::: Given data :::

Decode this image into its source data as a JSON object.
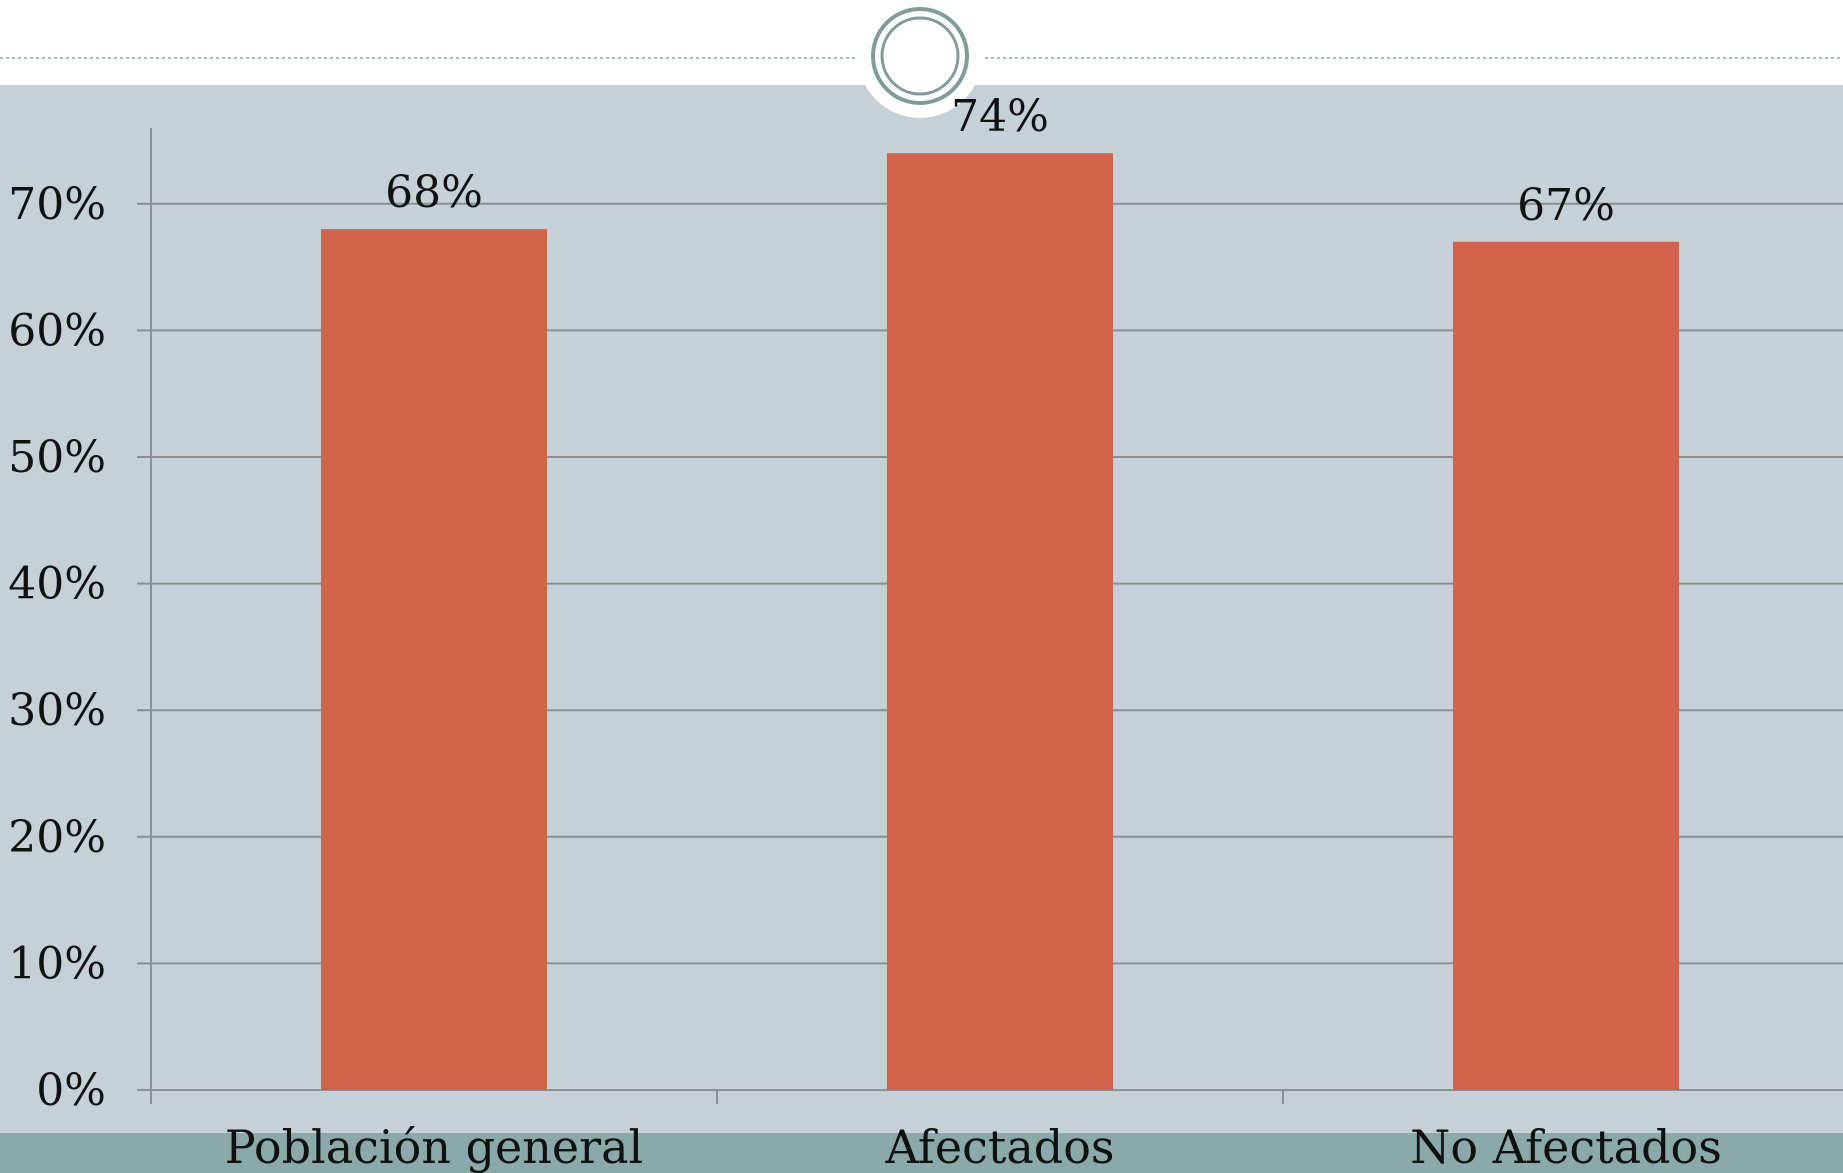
{
  "colors": {
    "slide_background": "#ffffff",
    "plot_background": "#c5d0d7",
    "footer_band": "#8aaaa9",
    "bar": "#d1634a",
    "gridline": "#8a8f93",
    "axis": "#8a8f93",
    "ornament_ring": "#7f9c9b",
    "header_rule": "#8aa3a3"
  },
  "decoration": {
    "ornament_icon": "circle-ornament-icon"
  },
  "chart_data": {
    "type": "bar",
    "categories": [
      "Población general",
      "Afectados",
      "No Afectados"
    ],
    "values": [
      68,
      74,
      67
    ],
    "data_labels": [
      "68%",
      "74%",
      "67%"
    ],
    "ylim": [
      0,
      70
    ],
    "yticks": [
      0,
      10,
      20,
      30,
      40,
      50,
      60,
      70
    ],
    "ytick_labels": [
      "0%",
      "10%",
      "20%",
      "30%",
      "40%",
      "50%",
      "60%",
      "70%"
    ],
    "grid": true,
    "legend": "none",
    "title": "",
    "xlabel": "",
    "ylabel": ""
  }
}
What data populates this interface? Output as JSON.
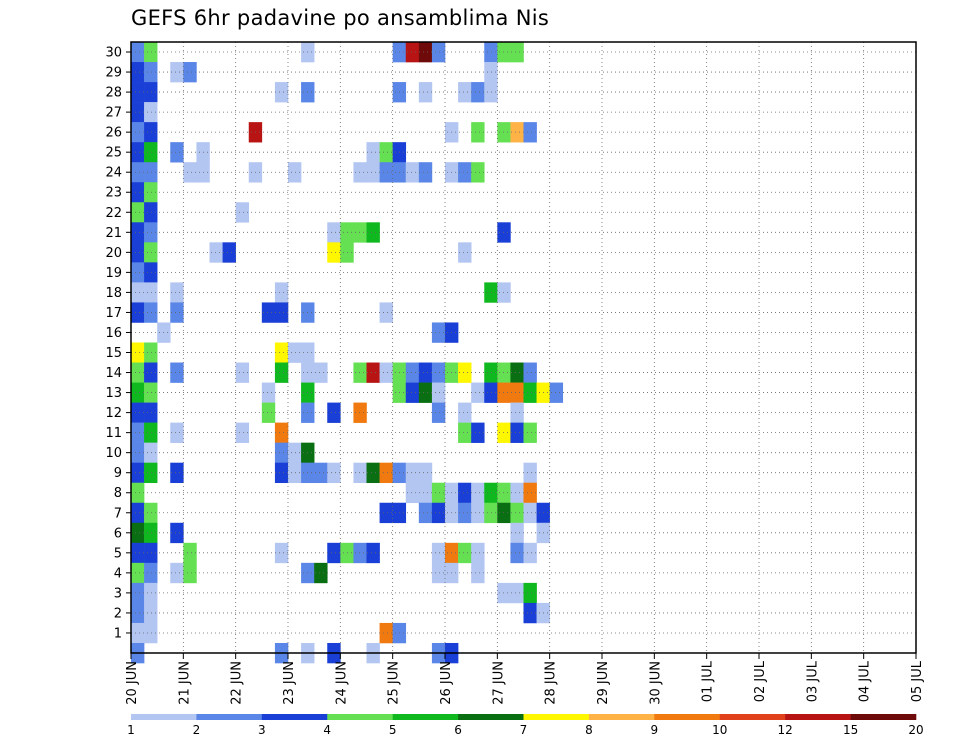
{
  "chart_data": {
    "type": "heatmap",
    "title": "GEFS 6hr padavine po ansamblima Nis",
    "ylim": [
      0,
      30
    ],
    "yticks": [
      1,
      2,
      3,
      4,
      5,
      6,
      7,
      8,
      9,
      10,
      11,
      12,
      13,
      14,
      15,
      16,
      17,
      18,
      19,
      20,
      21,
      22,
      23,
      24,
      25,
      26,
      27,
      28,
      29,
      30
    ],
    "xticks": [
      "20 JUN",
      "21 JUN",
      "22 JUN",
      "23 JUN",
      "24 JUN",
      "25 JUN",
      "26 JUN",
      "27 JUN",
      "28 JUN",
      "29 JUN",
      "30 JUN",
      "01 JUL",
      "02 JUL",
      "03 JUL",
      "04 JUL",
      "05 JUL"
    ],
    "x_steps_total": 60,
    "grid": true,
    "colorbar": {
      "labels": [
        "1",
        "2",
        "3",
        "4",
        "5",
        "6",
        "7",
        "8",
        "9",
        "10",
        "12",
        "15",
        "20"
      ],
      "colors": [
        "#b3c6f2",
        "#5a86e8",
        "#1a3fd6",
        "#66e053",
        "#10b81f",
        "#0a6e12",
        "#fff700",
        "#ffb347",
        "#f07a10",
        "#e0401a",
        "#b81414",
        "#6e0a0a"
      ]
    },
    "cells": [
      [
        30,
        1,
        2
      ],
      [
        30,
        2,
        4
      ],
      [
        30,
        14,
        1
      ],
      [
        30,
        21,
        2
      ],
      [
        30,
        22,
        11
      ],
      [
        30,
        23,
        12
      ],
      [
        30,
        24,
        2
      ],
      [
        30,
        28,
        2
      ],
      [
        30,
        29,
        4
      ],
      [
        30,
        30,
        4
      ],
      [
        29,
        1,
        3
      ],
      [
        29,
        2,
        2
      ],
      [
        29,
        4,
        1
      ],
      [
        29,
        5,
        2
      ],
      [
        29,
        28,
        1
      ],
      [
        28,
        1,
        3
      ],
      [
        28,
        2,
        3
      ],
      [
        28,
        12,
        1
      ],
      [
        28,
        14,
        2
      ],
      [
        28,
        21,
        2
      ],
      [
        28,
        23,
        1
      ],
      [
        28,
        26,
        1
      ],
      [
        28,
        27,
        2
      ],
      [
        28,
        28,
        1
      ],
      [
        27,
        1,
        3
      ],
      [
        27,
        2,
        1
      ],
      [
        26,
        1,
        2
      ],
      [
        26,
        2,
        3
      ],
      [
        26,
        10,
        11
      ],
      [
        26,
        25,
        1
      ],
      [
        26,
        27,
        4
      ],
      [
        26,
        29,
        4
      ],
      [
        26,
        30,
        8
      ],
      [
        26,
        31,
        2
      ],
      [
        25,
        1,
        3
      ],
      [
        25,
        2,
        5
      ],
      [
        25,
        4,
        2
      ],
      [
        25,
        6,
        1
      ],
      [
        25,
        19,
        1
      ],
      [
        25,
        20,
        4
      ],
      [
        25,
        21,
        3
      ],
      [
        24,
        1,
        2
      ],
      [
        24,
        2,
        2
      ],
      [
        24,
        5,
        1
      ],
      [
        24,
        6,
        1
      ],
      [
        24,
        10,
        1
      ],
      [
        24,
        13,
        1
      ],
      [
        24,
        18,
        1
      ],
      [
        24,
        19,
        1
      ],
      [
        24,
        20,
        2
      ],
      [
        24,
        21,
        2
      ],
      [
        24,
        22,
        1
      ],
      [
        24,
        23,
        2
      ],
      [
        24,
        25,
        1
      ],
      [
        24,
        26,
        2
      ],
      [
        24,
        27,
        4
      ],
      [
        23,
        1,
        3
      ],
      [
        23,
        2,
        4
      ],
      [
        22,
        1,
        4
      ],
      [
        22,
        2,
        3
      ],
      [
        22,
        9,
        1
      ],
      [
        21,
        1,
        3
      ],
      [
        21,
        2,
        2
      ],
      [
        21,
        16,
        1
      ],
      [
        21,
        17,
        4
      ],
      [
        21,
        18,
        4
      ],
      [
        21,
        19,
        5
      ],
      [
        21,
        29,
        3
      ],
      [
        20,
        1,
        3
      ],
      [
        20,
        2,
        4
      ],
      [
        20,
        7,
        1
      ],
      [
        20,
        8,
        3
      ],
      [
        20,
        16,
        7
      ],
      [
        20,
        17,
        4
      ],
      [
        20,
        26,
        1
      ],
      [
        19,
        1,
        2
      ],
      [
        19,
        2,
        3
      ],
      [
        18,
        1,
        1
      ],
      [
        18,
        2,
        1
      ],
      [
        18,
        4,
        1
      ],
      [
        18,
        12,
        1
      ],
      [
        18,
        28,
        5
      ],
      [
        18,
        29,
        1
      ],
      [
        17,
        1,
        3
      ],
      [
        17,
        2,
        2
      ],
      [
        17,
        4,
        2
      ],
      [
        17,
        11,
        3
      ],
      [
        17,
        12,
        3
      ],
      [
        17,
        14,
        2
      ],
      [
        17,
        20,
        1
      ],
      [
        16,
        3,
        1
      ],
      [
        16,
        24,
        2
      ],
      [
        16,
        25,
        3
      ],
      [
        15,
        1,
        7
      ],
      [
        15,
        2,
        4
      ],
      [
        15,
        12,
        7
      ],
      [
        15,
        13,
        1
      ],
      [
        15,
        14,
        1
      ],
      [
        14,
        1,
        4
      ],
      [
        14,
        2,
        3
      ],
      [
        14,
        4,
        2
      ],
      [
        14,
        9,
        1
      ],
      [
        14,
        12,
        5
      ],
      [
        14,
        14,
        1
      ],
      [
        14,
        15,
        1
      ],
      [
        14,
        18,
        4
      ],
      [
        14,
        19,
        11
      ],
      [
        14,
        20,
        1
      ],
      [
        14,
        21,
        4
      ],
      [
        14,
        22,
        2
      ],
      [
        14,
        23,
        3
      ],
      [
        14,
        24,
        2
      ],
      [
        14,
        25,
        4
      ],
      [
        14,
        26,
        7
      ],
      [
        14,
        28,
        5
      ],
      [
        14,
        29,
        4
      ],
      [
        14,
        30,
        6
      ],
      [
        14,
        31,
        2
      ],
      [
        13,
        1,
        5
      ],
      [
        13,
        2,
        4
      ],
      [
        13,
        11,
        1
      ],
      [
        13,
        14,
        5
      ],
      [
        13,
        21,
        4
      ],
      [
        13,
        22,
        3
      ],
      [
        13,
        23,
        6
      ],
      [
        13,
        24,
        1
      ],
      [
        13,
        27,
        1
      ],
      [
        13,
        28,
        3
      ],
      [
        13,
        29,
        9
      ],
      [
        13,
        30,
        9
      ],
      [
        13,
        31,
        5
      ],
      [
        13,
        32,
        7
      ],
      [
        13,
        33,
        2
      ],
      [
        12,
        1,
        3
      ],
      [
        12,
        2,
        3
      ],
      [
        12,
        11,
        4
      ],
      [
        12,
        14,
        2
      ],
      [
        12,
        16,
        3
      ],
      [
        12,
        18,
        9
      ],
      [
        12,
        24,
        2
      ],
      [
        12,
        26,
        1
      ],
      [
        12,
        30,
        1
      ],
      [
        11,
        1,
        2
      ],
      [
        11,
        2,
        5
      ],
      [
        11,
        4,
        1
      ],
      [
        11,
        9,
        1
      ],
      [
        11,
        12,
        9
      ],
      [
        11,
        26,
        4
      ],
      [
        11,
        27,
        3
      ],
      [
        11,
        29,
        7
      ],
      [
        11,
        30,
        3
      ],
      [
        11,
        31,
        4
      ],
      [
        10,
        1,
        2
      ],
      [
        10,
        2,
        1
      ],
      [
        10,
        12,
        2
      ],
      [
        10,
        13,
        1
      ],
      [
        10,
        14,
        6
      ],
      [
        9,
        1,
        3
      ],
      [
        9,
        2,
        5
      ],
      [
        9,
        4,
        3
      ],
      [
        9,
        12,
        3
      ],
      [
        9,
        13,
        1
      ],
      [
        9,
        14,
        2
      ],
      [
        9,
        15,
        2
      ],
      [
        9,
        16,
        1
      ],
      [
        9,
        18,
        1
      ],
      [
        9,
        19,
        6
      ],
      [
        9,
        20,
        9
      ],
      [
        9,
        21,
        2
      ],
      [
        9,
        22,
        1
      ],
      [
        9,
        23,
        1
      ],
      [
        9,
        31,
        1
      ],
      [
        8,
        1,
        4
      ],
      [
        8,
        22,
        1
      ],
      [
        8,
        23,
        1
      ],
      [
        8,
        24,
        4
      ],
      [
        8,
        25,
        1
      ],
      [
        8,
        26,
        3
      ],
      [
        8,
        27,
        1
      ],
      [
        8,
        28,
        5
      ],
      [
        8,
        29,
        4
      ],
      [
        8,
        30,
        1
      ],
      [
        8,
        31,
        9
      ],
      [
        7,
        1,
        3
      ],
      [
        7,
        2,
        4
      ],
      [
        7,
        20,
        3
      ],
      [
        7,
        21,
        3
      ],
      [
        7,
        23,
        2
      ],
      [
        7,
        24,
        3
      ],
      [
        7,
        25,
        1
      ],
      [
        7,
        26,
        2
      ],
      [
        7,
        27,
        1
      ],
      [
        7,
        28,
        4
      ],
      [
        7,
        29,
        6
      ],
      [
        7,
        30,
        4
      ],
      [
        7,
        31,
        1
      ],
      [
        7,
        32,
        3
      ],
      [
        6,
        1,
        6
      ],
      [
        6,
        2,
        5
      ],
      [
        6,
        4,
        3
      ],
      [
        6,
        30,
        1
      ],
      [
        6,
        32,
        1
      ],
      [
        5,
        1,
        3
      ],
      [
        5,
        2,
        3
      ],
      [
        5,
        5,
        4
      ],
      [
        5,
        12,
        1
      ],
      [
        5,
        16,
        3
      ],
      [
        5,
        17,
        4
      ],
      [
        5,
        18,
        2
      ],
      [
        5,
        19,
        3
      ],
      [
        5,
        24,
        1
      ],
      [
        5,
        25,
        9
      ],
      [
        5,
        26,
        4
      ],
      [
        5,
        27,
        1
      ],
      [
        5,
        30,
        2
      ],
      [
        5,
        31,
        1
      ],
      [
        4,
        1,
        4
      ],
      [
        4,
        2,
        2
      ],
      [
        4,
        4,
        1
      ],
      [
        4,
        5,
        4
      ],
      [
        4,
        14,
        2
      ],
      [
        4,
        15,
        6
      ],
      [
        4,
        24,
        1
      ],
      [
        4,
        25,
        1
      ],
      [
        4,
        27,
        1
      ],
      [
        3,
        1,
        2
      ],
      [
        3,
        2,
        1
      ],
      [
        3,
        29,
        1
      ],
      [
        3,
        30,
        1
      ],
      [
        3,
        31,
        5
      ],
      [
        2,
        1,
        2
      ],
      [
        2,
        2,
        1
      ],
      [
        2,
        31,
        3
      ],
      [
        2,
        32,
        1
      ],
      [
        1,
        1,
        1
      ],
      [
        1,
        2,
        1
      ],
      [
        1,
        20,
        9
      ],
      [
        1,
        21,
        2
      ],
      [
        0,
        1,
        2
      ],
      [
        0,
        12,
        2
      ],
      [
        0,
        14,
        1
      ],
      [
        0,
        16,
        3
      ],
      [
        0,
        19,
        1
      ],
      [
        0,
        24,
        2
      ],
      [
        0,
        25,
        3
      ]
    ]
  }
}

:::

Search the entries for the word "JSON", then gather every line that has it.

Decode this image into its source data as a JSON object.
What data populates this interface? Output as JSON.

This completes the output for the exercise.